#### Your objective
Reproduce the listing below exactly, minus its pictures.

#### Task input
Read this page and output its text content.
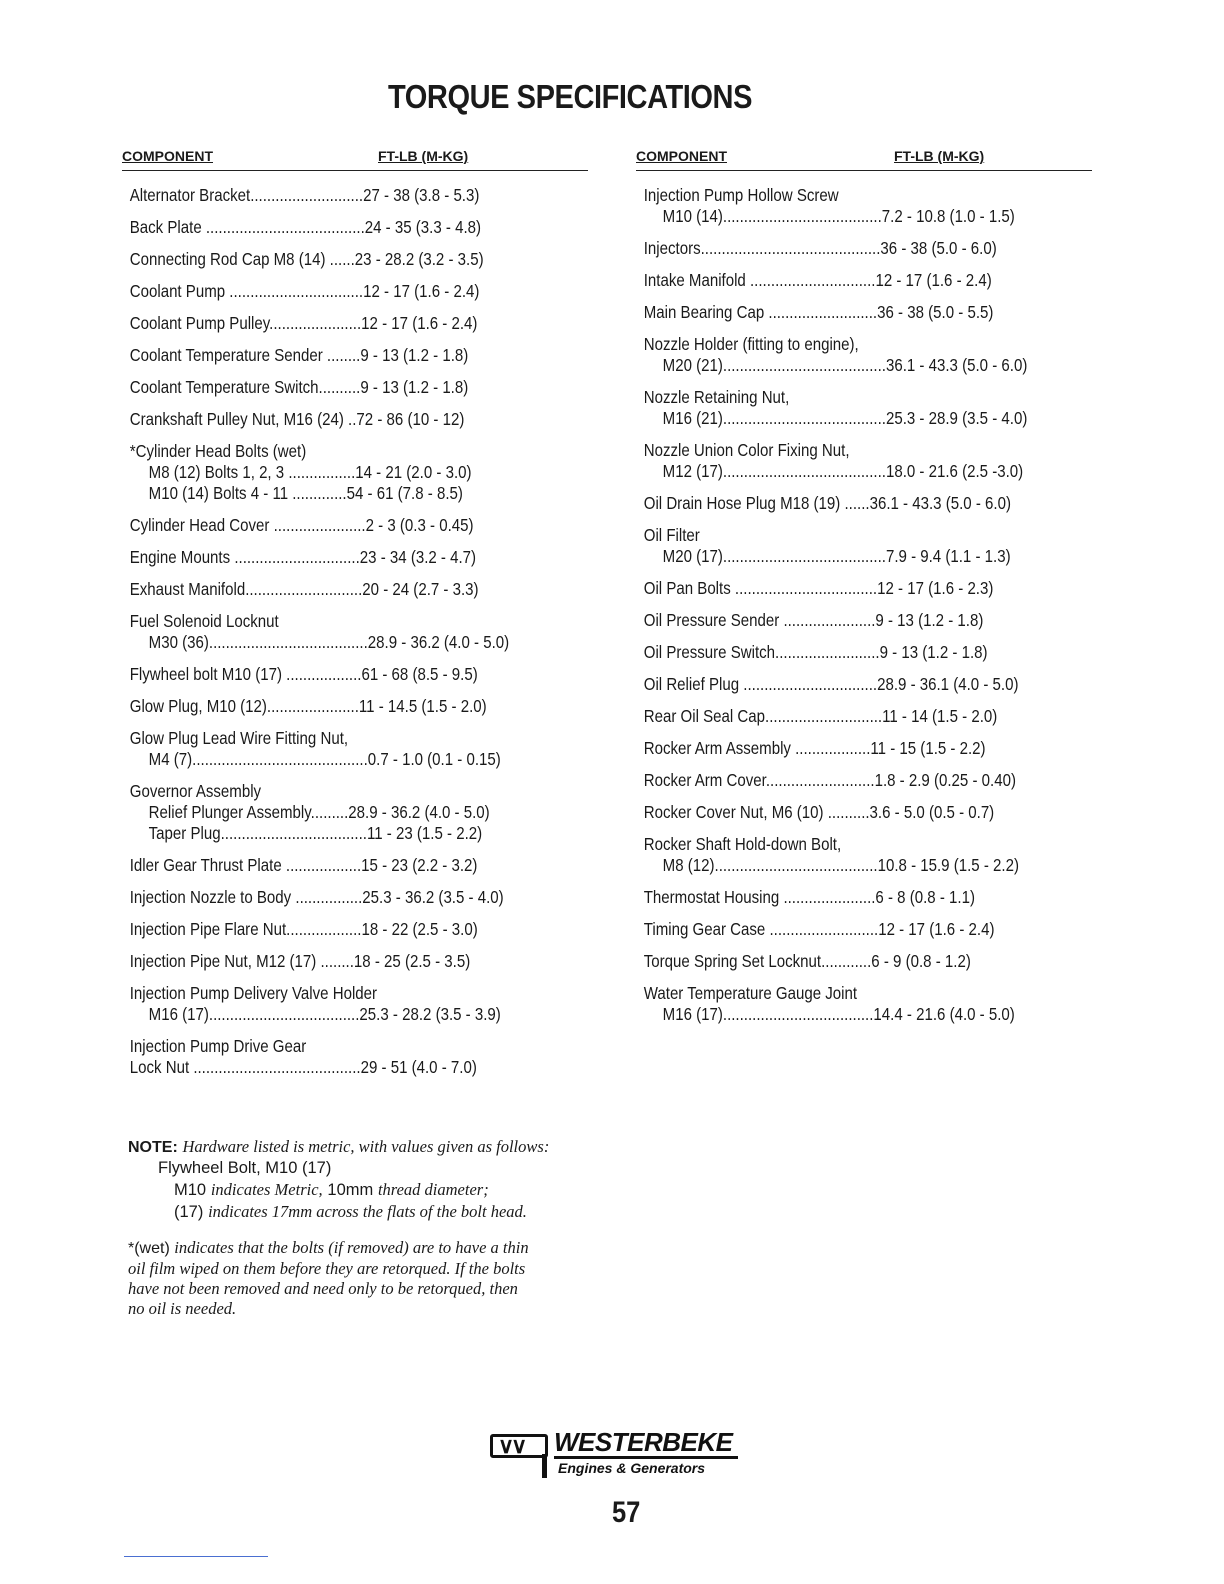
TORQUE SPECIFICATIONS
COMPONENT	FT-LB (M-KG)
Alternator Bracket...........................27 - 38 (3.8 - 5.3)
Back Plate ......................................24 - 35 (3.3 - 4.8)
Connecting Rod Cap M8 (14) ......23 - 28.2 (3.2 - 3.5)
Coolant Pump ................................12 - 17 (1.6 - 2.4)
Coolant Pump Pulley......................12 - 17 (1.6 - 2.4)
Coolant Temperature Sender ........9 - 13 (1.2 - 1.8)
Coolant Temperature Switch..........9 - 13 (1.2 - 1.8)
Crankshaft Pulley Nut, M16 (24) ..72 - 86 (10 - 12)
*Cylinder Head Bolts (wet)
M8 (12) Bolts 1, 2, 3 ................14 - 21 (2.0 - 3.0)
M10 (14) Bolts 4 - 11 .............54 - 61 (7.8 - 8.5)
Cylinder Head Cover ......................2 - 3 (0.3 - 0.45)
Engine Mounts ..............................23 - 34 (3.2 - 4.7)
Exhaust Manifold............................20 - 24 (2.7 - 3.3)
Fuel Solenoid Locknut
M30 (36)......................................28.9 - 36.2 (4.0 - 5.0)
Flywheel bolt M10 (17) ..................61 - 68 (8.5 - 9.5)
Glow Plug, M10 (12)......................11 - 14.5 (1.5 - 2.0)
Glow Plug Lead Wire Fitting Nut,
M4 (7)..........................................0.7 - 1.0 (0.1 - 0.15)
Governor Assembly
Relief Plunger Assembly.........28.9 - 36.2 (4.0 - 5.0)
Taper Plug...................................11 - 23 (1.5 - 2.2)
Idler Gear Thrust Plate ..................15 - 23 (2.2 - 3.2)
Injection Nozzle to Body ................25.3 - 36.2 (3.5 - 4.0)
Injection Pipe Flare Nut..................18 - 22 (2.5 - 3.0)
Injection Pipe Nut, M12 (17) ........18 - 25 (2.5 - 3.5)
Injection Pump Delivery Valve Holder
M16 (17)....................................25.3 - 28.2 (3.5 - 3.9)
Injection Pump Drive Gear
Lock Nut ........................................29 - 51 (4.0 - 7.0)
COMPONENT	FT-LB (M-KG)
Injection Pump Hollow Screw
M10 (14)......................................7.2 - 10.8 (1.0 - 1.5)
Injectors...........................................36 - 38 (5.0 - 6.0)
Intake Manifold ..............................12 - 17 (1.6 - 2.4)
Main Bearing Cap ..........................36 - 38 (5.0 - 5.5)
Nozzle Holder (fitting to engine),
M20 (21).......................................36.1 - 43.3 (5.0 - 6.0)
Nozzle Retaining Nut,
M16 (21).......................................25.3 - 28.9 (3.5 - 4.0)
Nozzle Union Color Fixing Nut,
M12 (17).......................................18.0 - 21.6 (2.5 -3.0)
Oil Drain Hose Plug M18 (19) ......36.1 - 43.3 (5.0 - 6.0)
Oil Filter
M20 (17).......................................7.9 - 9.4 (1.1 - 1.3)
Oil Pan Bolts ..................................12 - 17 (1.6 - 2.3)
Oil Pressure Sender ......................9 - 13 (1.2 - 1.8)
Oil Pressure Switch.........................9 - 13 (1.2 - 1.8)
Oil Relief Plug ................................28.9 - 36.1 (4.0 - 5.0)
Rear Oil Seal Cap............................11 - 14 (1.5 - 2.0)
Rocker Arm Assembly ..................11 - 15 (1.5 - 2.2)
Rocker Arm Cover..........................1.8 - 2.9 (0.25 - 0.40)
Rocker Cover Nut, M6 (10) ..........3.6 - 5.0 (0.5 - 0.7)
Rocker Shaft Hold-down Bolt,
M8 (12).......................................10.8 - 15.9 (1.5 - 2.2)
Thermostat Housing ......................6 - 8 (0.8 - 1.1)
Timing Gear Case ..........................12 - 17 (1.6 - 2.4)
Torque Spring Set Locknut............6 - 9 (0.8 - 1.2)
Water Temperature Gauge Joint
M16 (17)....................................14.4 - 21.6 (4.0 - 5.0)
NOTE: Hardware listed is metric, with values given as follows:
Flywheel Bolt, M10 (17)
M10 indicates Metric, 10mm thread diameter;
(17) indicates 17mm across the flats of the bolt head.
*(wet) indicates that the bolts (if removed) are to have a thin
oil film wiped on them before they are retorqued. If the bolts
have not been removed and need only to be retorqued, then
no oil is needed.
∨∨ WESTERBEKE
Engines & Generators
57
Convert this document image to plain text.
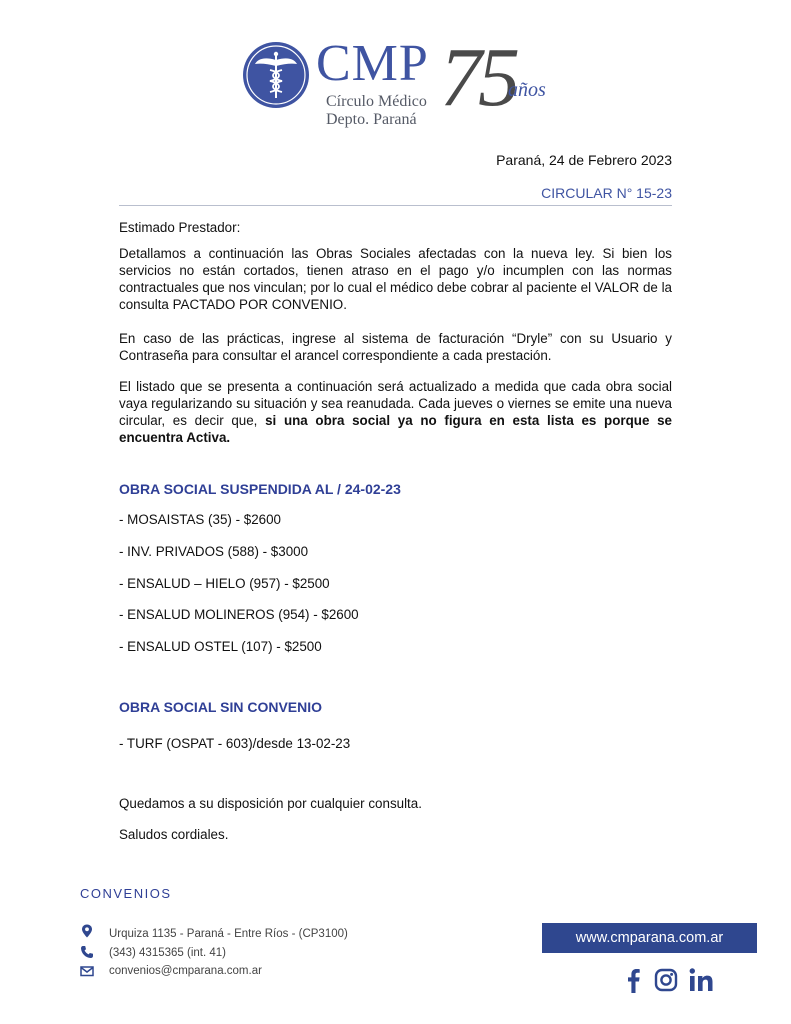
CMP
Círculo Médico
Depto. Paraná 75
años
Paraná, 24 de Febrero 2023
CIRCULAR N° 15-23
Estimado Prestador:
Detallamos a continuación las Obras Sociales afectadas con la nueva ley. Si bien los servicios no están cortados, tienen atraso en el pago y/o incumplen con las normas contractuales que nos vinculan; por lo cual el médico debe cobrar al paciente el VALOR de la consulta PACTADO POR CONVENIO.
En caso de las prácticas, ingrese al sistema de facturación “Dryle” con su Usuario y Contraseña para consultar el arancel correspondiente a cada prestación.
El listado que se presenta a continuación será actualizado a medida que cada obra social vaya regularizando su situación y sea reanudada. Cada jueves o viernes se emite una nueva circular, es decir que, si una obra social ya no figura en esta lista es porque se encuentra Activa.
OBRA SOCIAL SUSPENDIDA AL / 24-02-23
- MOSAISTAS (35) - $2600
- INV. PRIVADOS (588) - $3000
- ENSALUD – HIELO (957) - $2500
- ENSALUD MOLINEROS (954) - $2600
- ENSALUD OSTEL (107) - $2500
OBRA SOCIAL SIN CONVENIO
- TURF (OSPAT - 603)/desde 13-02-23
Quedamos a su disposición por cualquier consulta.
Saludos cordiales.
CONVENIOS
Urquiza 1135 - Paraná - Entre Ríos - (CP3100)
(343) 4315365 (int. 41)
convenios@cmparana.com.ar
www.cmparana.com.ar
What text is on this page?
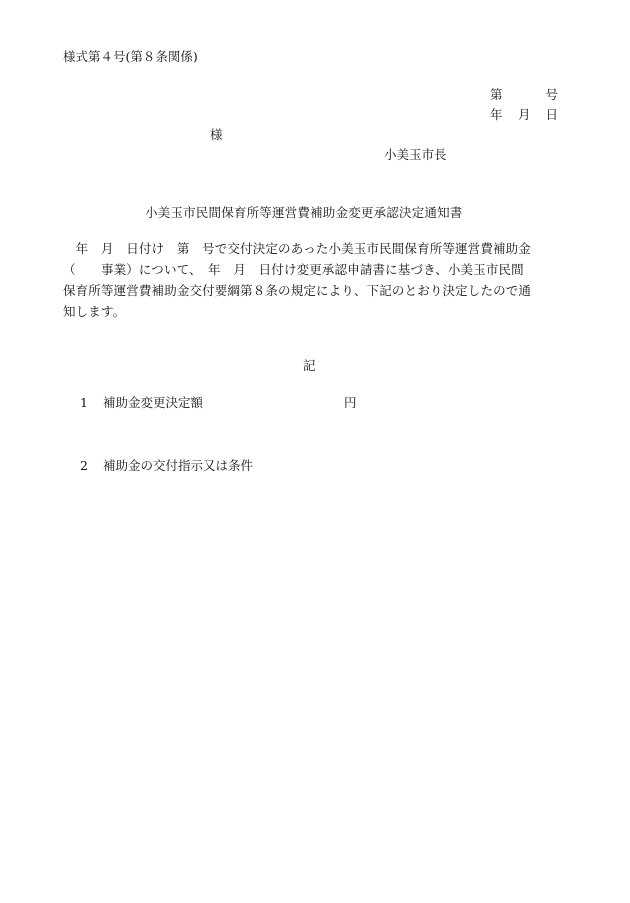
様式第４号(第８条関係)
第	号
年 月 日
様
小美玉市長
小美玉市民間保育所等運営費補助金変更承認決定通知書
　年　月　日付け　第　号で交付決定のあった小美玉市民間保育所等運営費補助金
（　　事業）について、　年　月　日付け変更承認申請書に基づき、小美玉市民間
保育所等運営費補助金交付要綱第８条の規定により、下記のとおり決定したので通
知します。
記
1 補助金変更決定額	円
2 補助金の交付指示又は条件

#### Exercise response
Read this page and output its text content.
TORQUE SPECIFICATIONS
COMPONENT	FT-LB (M-KG)
Alternator Bracket...........................27 - 38 (3.8 - 5.3)
Back Plate ......................................24 - 35 (3.3 - 4.8)
Connecting Rod Cap M8 (14) ......23 - 28.2 (3.2 - 3.5)
Coolant Pump ................................12 - 17 (1.6 - 2.4)
Coolant Pump Pulley......................12 - 17 (1.6 - 2.4)
Coolant Temperature Sender ........9 - 13 (1.2 - 1.8)
Coolant Temperature Switch..........9 - 13 (1.2 - 1.8)
Crankshaft Pulley Nut, M16 (24) ..72 - 86 (10 - 12)
*Cylinder Head Bolts (wet)
M8 (12) Bolts 1, 2, 3 ................14 - 21 (2.0 - 3.0)
M10 (14) Bolts 4 - 11 .............54 - 61 (7.8 - 8.5)
Cylinder Head Cover ......................2 - 3 (0.3 - 0.45)
Engine Mounts ..............................23 - 34 (3.2 - 4.7)
Exhaust Manifold............................20 - 24 (2.7 - 3.3)
Fuel Solenoid Locknut
M30 (36)......................................28.9 - 36.2 (4.0 - 5.0)
Flywheel bolt M10 (17) ..................61 - 68 (8.5 - 9.5)
Glow Plug, M10 (12)......................11 - 14.5 (1.5 - 2.0)
Glow Plug Lead Wire Fitting Nut,
M4 (7)..........................................0.7 - 1.0 (0.1 - 0.15)
Governor Assembly
Relief Plunger Assembly.........28.9 - 36.2 (4.0 - 5.0)
Taper Plug...................................11 - 23 (1.5 - 2.2)
Idler Gear Thrust Plate ..................15 - 23 (2.2 - 3.2)
Injection Nozzle to Body ................25.3 - 36.2 (3.5 - 4.0)
Injection Pipe Flare Nut..................18 - 22 (2.5 - 3.0)
Injection Pipe Nut, M12 (17) ........18 - 25 (2.5 - 3.5)
Injection Pump Delivery Valve Holder
M16 (17)....................................25.3 - 28.2 (3.5 - 3.9)
Injection Pump Drive Gear
Lock Nut ........................................29 - 51 (4.0 - 7.0)
COMPONENT	FT-LB (M-KG)
Injection Pump Hollow Screw
M10 (14)......................................7.2 - 10.8 (1.0 - 1.5)
Injectors...........................................36 - 38 (5.0 - 6.0)
Intake Manifold ..............................12 - 17 (1.6 - 2.4)
Main Bearing Cap ..........................36 - 38 (5.0 - 5.5)
Nozzle Holder (fitting to engine),
M20 (21).......................................36.1 - 43.3 (5.0 - 6.0)
Nozzle Retaining Nut,
M16 (21).......................................25.3 - 28.9 (3.5 - 4.0)
Nozzle Union Color Fixing Nut,
M12 (17).......................................18.0 - 21.6 (2.5 -3.0)
Oil Drain Hose Plug M18 (19) ......36.1 - 43.3 (5.0 - 6.0)
Oil Filter
M20 (17).......................................7.9 - 9.4 (1.1 - 1.3)
Oil Pan Bolts ..................................12 - 17 (1.6 - 2.3)
Oil Pressure Sender ......................9 - 13 (1.2 - 1.8)
Oil Pressure Switch.........................9 - 13 (1.2 - 1.8)
Oil Relief Plug ................................28.9 - 36.1 (4.0 - 5.0)
Rear Oil Seal Cap............................11 - 14 (1.5 - 2.0)
Rocker Arm Assembly ..................11 - 15 (1.5 - 2.2)
Rocker Arm Cover..........................1.8 - 2.9 (0.25 - 0.40)
Rocker Cover Nut, M6 (10) ..........3.6 - 5.0 (0.5 - 0.7)
Rocker Shaft Hold-down Bolt,
M8 (12).......................................10.8 - 15.9 (1.5 - 2.2)
Thermostat Housing ......................6 - 8 (0.8 - 1.1)
Timing Gear Case ..........................12 - 17 (1.6 - 2.4)
Torque Spring Set Locknut............6 - 9 (0.8 - 1.2)
Water Temperature Gauge Joint
M16 (17)....................................14.4 - 21.6 (4.0 - 5.0)
NOTE: Hardware listed is metric, with values given as follows:
Flywheel Bolt, M10 (17)
M10 indicates Metric, 10mm thread diameter;
(17) indicates 17mm across the flats of the bolt head.
*(wet) indicates that the bolts (if removed) are to have a thin
oil film wiped on them before they are retorqued. If the bolts
have not been removed and need only to be retorqued, then
no oil is needed.
∨∨ WESTERBEKE
Engines & Generators
57
Convert this document image to plain text.
CMP
Círculo Médico
Depto. Paraná 75
años
Paraná, 24 de Febrero 2023
CIRCULAR N° 15-23
Estimado Prestador:
Detallamos a continuación las Obras Sociales afectadas con la nueva ley. Si bien los servicios no están cortados, tienen atraso en el pago y/o incumplen con las normas contractuales que nos vinculan; por lo cual el médico debe cobrar al paciente el VALOR de la consulta PACTADO POR CONVENIO.
En caso de las prácticas, ingrese al sistema de facturación “Dryle” con su Usuario y Contraseña para consultar el arancel correspondiente a cada prestación.
El listado que se presenta a continuación será actualizado a medida que cada obra social vaya regularizando su situación y sea reanudada. Cada jueves o viernes se emite una nueva circular, es decir que, si una obra social ya no figura en esta lista es porque se encuentra Activa.
OBRA SOCIAL SUSPENDIDA AL / 24-02-23
- MOSAISTAS (35) - $2600
- INV. PRIVADOS (588) - $3000
- ENSALUD – HIELO (957) - $2500
- ENSALUD MOLINEROS (954) - $2600
- ENSALUD OSTEL (107) - $2500
OBRA SOCIAL SIN CONVENIO
- TURF (OSPAT - 603)/desde 13-02-23
Quedamos a su disposición por cualquier consulta.
Saludos cordiales.
CONVENIOS
Urquiza 1135 - Paraná - Entre Ríos - (CP3100)
(343) 4315365 (int. 41)
convenios@cmparana.com.ar
www.cmparana.com.ar
What text is on this page?
様式第４号(第８条関係)
第	号
年 月 日
様
小美玉市長
小美玉市民間保育所等運営費補助金変更承認決定通知書
　年　月　日付け　第　号で交付決定のあった小美玉市民間保育所等運営費補助金
（　　事業）について、　年　月　日付け変更承認申請書に基づき、小美玉市民間
保育所等運営費補助金交付要綱第８条の規定により、下記のとおり決定したので通
知します。
記
1 補助金変更決定額	円
2 補助金の交付指示又は条件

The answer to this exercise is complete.